Below is a block of records; return all of them exactly, but without the images.

----

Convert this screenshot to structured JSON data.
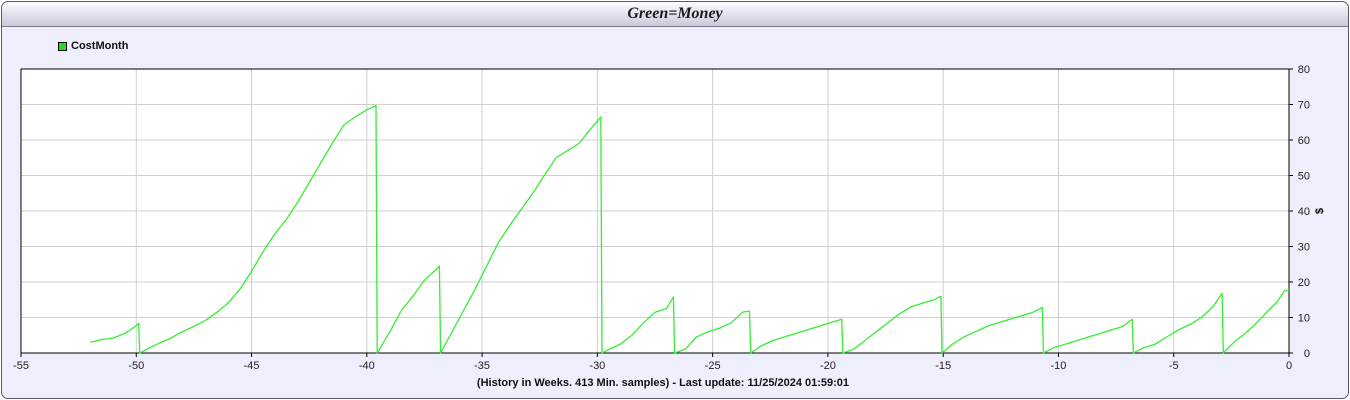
{
  "window": {
    "title": "Green=Money"
  },
  "footer": {
    "text": "(History in Weeks. 413 Min. samples) - Last update: 11/25/2024 01:59:01"
  },
  "colors": {
    "series": "#33ee33",
    "background": "#eeeefc",
    "plot": "#ffffff",
    "grid": "#cfcfcf"
  },
  "chart_data": {
    "type": "line",
    "title": "Green=Money",
    "xlabel": "(History in Weeks. 413 Min. samples) - Last update: 11/25/2024 01:59:01",
    "ylabel": "$",
    "xlim": [
      -55,
      0
    ],
    "ylim": [
      0,
      80
    ],
    "x_ticks": [
      -55,
      -50,
      -45,
      -40,
      -35,
      -30,
      -25,
      -20,
      -15,
      -10,
      -5,
      0
    ],
    "y_ticks": [
      0,
      10,
      20,
      30,
      40,
      50,
      60,
      70,
      80
    ],
    "y_axis_side": "right",
    "grid": true,
    "legend": "top-left",
    "series": [
      {
        "name": "CostMonth",
        "points": [
          [
            -52,
            3
          ],
          [
            -51.5,
            3.8
          ],
          [
            -51,
            4.2
          ],
          [
            -50.5,
            5.5
          ],
          [
            -50.1,
            7.2
          ],
          [
            -49.9,
            8.3
          ],
          [
            -49.85,
            0
          ],
          [
            -49.5,
            1.2
          ],
          [
            -49,
            2.8
          ],
          [
            -48.5,
            4.2
          ],
          [
            -48,
            6
          ],
          [
            -47.5,
            7.5
          ],
          [
            -47,
            9.2
          ],
          [
            -46.5,
            11.5
          ],
          [
            -46,
            14.2
          ],
          [
            -45.5,
            18
          ],
          [
            -45,
            23
          ],
          [
            -44.5,
            28.5
          ],
          [
            -44,
            33.5
          ],
          [
            -43.5,
            37.5
          ],
          [
            -43,
            42.5
          ],
          [
            -42.5,
            48
          ],
          [
            -42,
            53.5
          ],
          [
            -41.5,
            59
          ],
          [
            -41,
            64.2
          ],
          [
            -40.5,
            66.5
          ],
          [
            -40,
            68.5
          ],
          [
            -39.6,
            69.7
          ],
          [
            -39.55,
            0
          ],
          [
            -39,
            6
          ],
          [
            -38.5,
            12
          ],
          [
            -38,
            16
          ],
          [
            -37.5,
            20.5
          ],
          [
            -37,
            23.5
          ],
          [
            -36.85,
            24.5
          ],
          [
            -36.8,
            0
          ],
          [
            -36.3,
            6
          ],
          [
            -35.8,
            12
          ],
          [
            -35.3,
            18
          ],
          [
            -34.8,
            24.5
          ],
          [
            -34.3,
            31
          ],
          [
            -33.8,
            36
          ],
          [
            -33.3,
            40.5
          ],
          [
            -32.8,
            45
          ],
          [
            -32.3,
            50
          ],
          [
            -31.8,
            55
          ],
          [
            -31.3,
            57
          ],
          [
            -30.8,
            59
          ],
          [
            -30.3,
            63
          ],
          [
            -29.85,
            66.5
          ],
          [
            -29.8,
            0
          ],
          [
            -29.5,
            1
          ],
          [
            -29,
            2.5
          ],
          [
            -28.5,
            5
          ],
          [
            -28,
            8.5
          ],
          [
            -27.5,
            11.5
          ],
          [
            -27,
            12.5
          ],
          [
            -26.7,
            15.8
          ],
          [
            -26.65,
            0
          ],
          [
            -26.2,
            1
          ],
          [
            -25.7,
            4.5
          ],
          [
            -25.2,
            6
          ],
          [
            -24.7,
            7
          ],
          [
            -24.2,
            8.5
          ],
          [
            -23.7,
            11.5
          ],
          [
            -23.4,
            11.8
          ],
          [
            -23.35,
            0
          ],
          [
            -22.9,
            2
          ],
          [
            -22.4,
            3.5
          ],
          [
            -21.9,
            4.5
          ],
          [
            -21.4,
            5.5
          ],
          [
            -20.9,
            6.5
          ],
          [
            -20.4,
            7.5
          ],
          [
            -19.9,
            8.5
          ],
          [
            -19.4,
            9.5
          ],
          [
            -19.35,
            0
          ],
          [
            -18.9,
            1
          ],
          [
            -18.4,
            3.5
          ],
          [
            -17.9,
            6
          ],
          [
            -17.4,
            8.5
          ],
          [
            -16.9,
            11
          ],
          [
            -16.4,
            13
          ],
          [
            -15.9,
            14
          ],
          [
            -15.4,
            15
          ],
          [
            -15.1,
            16
          ],
          [
            -15.05,
            0
          ],
          [
            -14.6,
            2.5
          ],
          [
            -14.1,
            4.5
          ],
          [
            -13.6,
            6
          ],
          [
            -13.1,
            7.5
          ],
          [
            -12.6,
            8.5
          ],
          [
            -12.1,
            9.5
          ],
          [
            -11.6,
            10.5
          ],
          [
            -11.1,
            11.5
          ],
          [
            -10.7,
            12.8
          ],
          [
            -10.65,
            0
          ],
          [
            -10.2,
            1.5
          ],
          [
            -9.7,
            2.5
          ],
          [
            -9.2,
            3.5
          ],
          [
            -8.7,
            4.5
          ],
          [
            -8.2,
            5.5
          ],
          [
            -7.7,
            6.5
          ],
          [
            -7.2,
            7.5
          ],
          [
            -6.8,
            9.5
          ],
          [
            -6.75,
            0
          ],
          [
            -6.3,
            1.5
          ],
          [
            -5.8,
            2.5
          ],
          [
            -5.3,
            4.5
          ],
          [
            -4.8,
            6.5
          ],
          [
            -4.3,
            8
          ],
          [
            -3.8,
            10
          ],
          [
            -3.3,
            13
          ],
          [
            -2.9,
            16.8
          ],
          [
            -2.85,
            0
          ],
          [
            -2.4,
            3
          ],
          [
            -1.9,
            5.5
          ],
          [
            -1.4,
            8.5
          ],
          [
            -0.9,
            12
          ],
          [
            -0.5,
            14.5
          ],
          [
            -0.2,
            17.5
          ],
          [
            0,
            17.8
          ]
        ]
      }
    ]
  }
}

----

#### The reply:
Convert this screenshot to structured JSON data.
{
  "window": {
    "title": "Green=Money"
  },
  "footer": {
    "text": "(History in Weeks. 413 Min. samples) - Last update: 11/25/2024 01:59:01"
  },
  "colors": {
    "series": "#33ee33",
    "background": "#eeeefc",
    "plot": "#ffffff",
    "grid": "#cfcfcf"
  },
  "chart_data": {
    "type": "line",
    "title": "Green=Money",
    "xlabel": "(History in Weeks. 413 Min. samples) - Last update: 11/25/2024 01:59:01",
    "ylabel": "$",
    "xlim": [
      -55,
      0
    ],
    "ylim": [
      0,
      80
    ],
    "x_ticks": [
      -55,
      -50,
      -45,
      -40,
      -35,
      -30,
      -25,
      -20,
      -15,
      -10,
      -5,
      0
    ],
    "y_ticks": [
      0,
      10,
      20,
      30,
      40,
      50,
      60,
      70,
      80
    ],
    "y_axis_side": "right",
    "grid": true,
    "legend": "top-left",
    "series": [
      {
        "name": "CostMonth",
        "points": [
          [
            -52,
            3
          ],
          [
            -51.5,
            3.8
          ],
          [
            -51,
            4.2
          ],
          [
            -50.5,
            5.5
          ],
          [
            -50.1,
            7.2
          ],
          [
            -49.9,
            8.3
          ],
          [
            -49.85,
            0
          ],
          [
            -49.5,
            1.2
          ],
          [
            -49,
            2.8
          ],
          [
            -48.5,
            4.2
          ],
          [
            -48,
            6
          ],
          [
            -47.5,
            7.5
          ],
          [
            -47,
            9.2
          ],
          [
            -46.5,
            11.5
          ],
          [
            -46,
            14.2
          ],
          [
            -45.5,
            18
          ],
          [
            -45,
            23
          ],
          [
            -44.5,
            28.5
          ],
          [
            -44,
            33.5
          ],
          [
            -43.5,
            37.5
          ],
          [
            -43,
            42.5
          ],
          [
            -42.5,
            48
          ],
          [
            -42,
            53.5
          ],
          [
            -41.5,
            59
          ],
          [
            -41,
            64.2
          ],
          [
            -40.5,
            66.5
          ],
          [
            -40,
            68.5
          ],
          [
            -39.6,
            69.7
          ],
          [
            -39.55,
            0
          ],
          [
            -39,
            6
          ],
          [
            -38.5,
            12
          ],
          [
            -38,
            16
          ],
          [
            -37.5,
            20.5
          ],
          [
            -37,
            23.5
          ],
          [
            -36.85,
            24.5
          ],
          [
            -36.8,
            0
          ],
          [
            -36.3,
            6
          ],
          [
            -35.8,
            12
          ],
          [
            -35.3,
            18
          ],
          [
            -34.8,
            24.5
          ],
          [
            -34.3,
            31
          ],
          [
            -33.8,
            36
          ],
          [
            -33.3,
            40.5
          ],
          [
            -32.8,
            45
          ],
          [
            -32.3,
            50
          ],
          [
            -31.8,
            55
          ],
          [
            -31.3,
            57
          ],
          [
            -30.8,
            59
          ],
          [
            -30.3,
            63
          ],
          [
            -29.85,
            66.5
          ],
          [
            -29.8,
            0
          ],
          [
            -29.5,
            1
          ],
          [
            -29,
            2.5
          ],
          [
            -28.5,
            5
          ],
          [
            -28,
            8.5
          ],
          [
            -27.5,
            11.5
          ],
          [
            -27,
            12.5
          ],
          [
            -26.7,
            15.8
          ],
          [
            -26.65,
            0
          ],
          [
            -26.2,
            1
          ],
          [
            -25.7,
            4.5
          ],
          [
            -25.2,
            6
          ],
          [
            -24.7,
            7
          ],
          [
            -24.2,
            8.5
          ],
          [
            -23.7,
            11.5
          ],
          [
            -23.4,
            11.8
          ],
          [
            -23.35,
            0
          ],
          [
            -22.9,
            2
          ],
          [
            -22.4,
            3.5
          ],
          [
            -21.9,
            4.5
          ],
          [
            -21.4,
            5.5
          ],
          [
            -20.9,
            6.5
          ],
          [
            -20.4,
            7.5
          ],
          [
            -19.9,
            8.5
          ],
          [
            -19.4,
            9.5
          ],
          [
            -19.35,
            0
          ],
          [
            -18.9,
            1
          ],
          [
            -18.4,
            3.5
          ],
          [
            -17.9,
            6
          ],
          [
            -17.4,
            8.5
          ],
          [
            -16.9,
            11
          ],
          [
            -16.4,
            13
          ],
          [
            -15.9,
            14
          ],
          [
            -15.4,
            15
          ],
          [
            -15.1,
            16
          ],
          [
            -15.05,
            0
          ],
          [
            -14.6,
            2.5
          ],
          [
            -14.1,
            4.5
          ],
          [
            -13.6,
            6
          ],
          [
            -13.1,
            7.5
          ],
          [
            -12.6,
            8.5
          ],
          [
            -12.1,
            9.5
          ],
          [
            -11.6,
            10.5
          ],
          [
            -11.1,
            11.5
          ],
          [
            -10.7,
            12.8
          ],
          [
            -10.65,
            0
          ],
          [
            -10.2,
            1.5
          ],
          [
            -9.7,
            2.5
          ],
          [
            -9.2,
            3.5
          ],
          [
            -8.7,
            4.5
          ],
          [
            -8.2,
            5.5
          ],
          [
            -7.7,
            6.5
          ],
          [
            -7.2,
            7.5
          ],
          [
            -6.8,
            9.5
          ],
          [
            -6.75,
            0
          ],
          [
            -6.3,
            1.5
          ],
          [
            -5.8,
            2.5
          ],
          [
            -5.3,
            4.5
          ],
          [
            -4.8,
            6.5
          ],
          [
            -4.3,
            8
          ],
          [
            -3.8,
            10
          ],
          [
            -3.3,
            13
          ],
          [
            -2.9,
            16.8
          ],
          [
            -2.85,
            0
          ],
          [
            -2.4,
            3
          ],
          [
            -1.9,
            5.5
          ],
          [
            -1.4,
            8.5
          ],
          [
            -0.9,
            12
          ],
          [
            -0.5,
            14.5
          ],
          [
            -0.2,
            17.5
          ],
          [
            0,
            17.8
          ]
        ]
      }
    ]
  }
}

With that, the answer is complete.